Stored records:
☆ ☆ ☆ ☆ ☆

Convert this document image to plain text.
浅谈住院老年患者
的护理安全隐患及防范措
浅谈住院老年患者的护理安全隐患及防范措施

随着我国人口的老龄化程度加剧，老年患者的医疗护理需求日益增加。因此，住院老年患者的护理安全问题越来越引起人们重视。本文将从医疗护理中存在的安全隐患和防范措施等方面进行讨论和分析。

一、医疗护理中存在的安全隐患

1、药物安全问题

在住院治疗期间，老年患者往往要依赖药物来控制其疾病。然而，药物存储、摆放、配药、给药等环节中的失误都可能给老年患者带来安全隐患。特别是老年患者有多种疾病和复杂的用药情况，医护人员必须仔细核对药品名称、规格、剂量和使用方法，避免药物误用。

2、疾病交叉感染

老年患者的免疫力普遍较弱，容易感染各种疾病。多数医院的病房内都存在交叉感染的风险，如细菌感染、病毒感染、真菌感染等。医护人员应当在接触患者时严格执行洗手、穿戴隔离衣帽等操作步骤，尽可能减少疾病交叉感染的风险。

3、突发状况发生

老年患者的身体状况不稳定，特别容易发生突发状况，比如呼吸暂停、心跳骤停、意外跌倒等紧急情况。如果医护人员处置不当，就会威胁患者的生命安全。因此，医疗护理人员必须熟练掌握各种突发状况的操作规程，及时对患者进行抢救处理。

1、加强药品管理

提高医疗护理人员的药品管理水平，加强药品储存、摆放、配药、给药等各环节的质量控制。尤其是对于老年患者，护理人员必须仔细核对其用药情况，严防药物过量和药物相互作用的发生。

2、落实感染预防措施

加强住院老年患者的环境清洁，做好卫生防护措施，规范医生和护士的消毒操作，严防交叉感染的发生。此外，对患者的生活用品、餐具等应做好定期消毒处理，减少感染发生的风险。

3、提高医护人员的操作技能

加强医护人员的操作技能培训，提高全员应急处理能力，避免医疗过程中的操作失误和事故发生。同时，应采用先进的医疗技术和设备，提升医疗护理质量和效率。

☆ ☆ ☆ ☆ ☆

TASK TO CARRY OUT | Please repeat the material above, word for word and in full.

COMPLETED TASK |
Convert this document image to plain text.
浅谈住院老年患者
的护理安全隐患及防范措
浅谈住院老年患者的护理安全隐患及防范措施

随着我国人口的老龄化程度加剧，老年患者的医疗护理需求日益增加。因此，住院老年患者的护理安全问题越来越引起人们重视。本文将从医疗护理中存在的安全隐患和防范措施等方面进行讨论和分析。

一、医疗护理中存在的安全隐患

1、药物安全问题

在住院治疗期间，老年患者往往要依赖药物来控制其疾病。然而，药物存储、摆放、配药、给药等环节中的失误都可能给老年患者带来安全隐患。特别是老年患者有多种疾病和复杂的用药情况，医护人员必须仔细核对药品名称、规格、剂量和使用方法，避免药物误用。

2、疾病交叉感染

老年患者的免疫力普遍较弱，容易感染各种疾病。多数医院的病房内都存在交叉感染的风险，如细菌感染、病毒感染、真菌感染等。医护人员应当在接触患者时严格执行洗手、穿戴隔离衣帽等操作步骤，尽可能减少疾病交叉感染的风险。

3、突发状况发生

老年患者的身体状况不稳定，特别容易发生突发状况，比如呼吸暂停、心跳骤停、意外跌倒等紧急情况。如果医护人员处置不当，就会威胁患者的生命安全。因此，医疗护理人员必须熟练掌握各种突发状况的操作规程，及时对患者进行抢救处理。

1、加强药品管理

提高医疗护理人员的药品管理水平，加强药品储存、摆放、配药、给药等各环节的质量控制。尤其是对于老年患者，护理人员必须仔细核对其用药情况，严防药物过量和药物相互作用的发生。

2、落实感染预防措施

加强住院老年患者的环境清洁，做好卫生防护措施，规范医生和护士的消毒操作，严防交叉感染的发生。此外，对患者的生活用品、餐具等应做好定期消毒处理，减少感染发生的风险。

3、提高医护人员的操作技能

加强医护人员的操作技能培训，提高全员应急处理能力，避免医疗过程中的操作失误和事故发生。同时，应采用先进的医疗技术和设备，提升医疗护理质量和效率。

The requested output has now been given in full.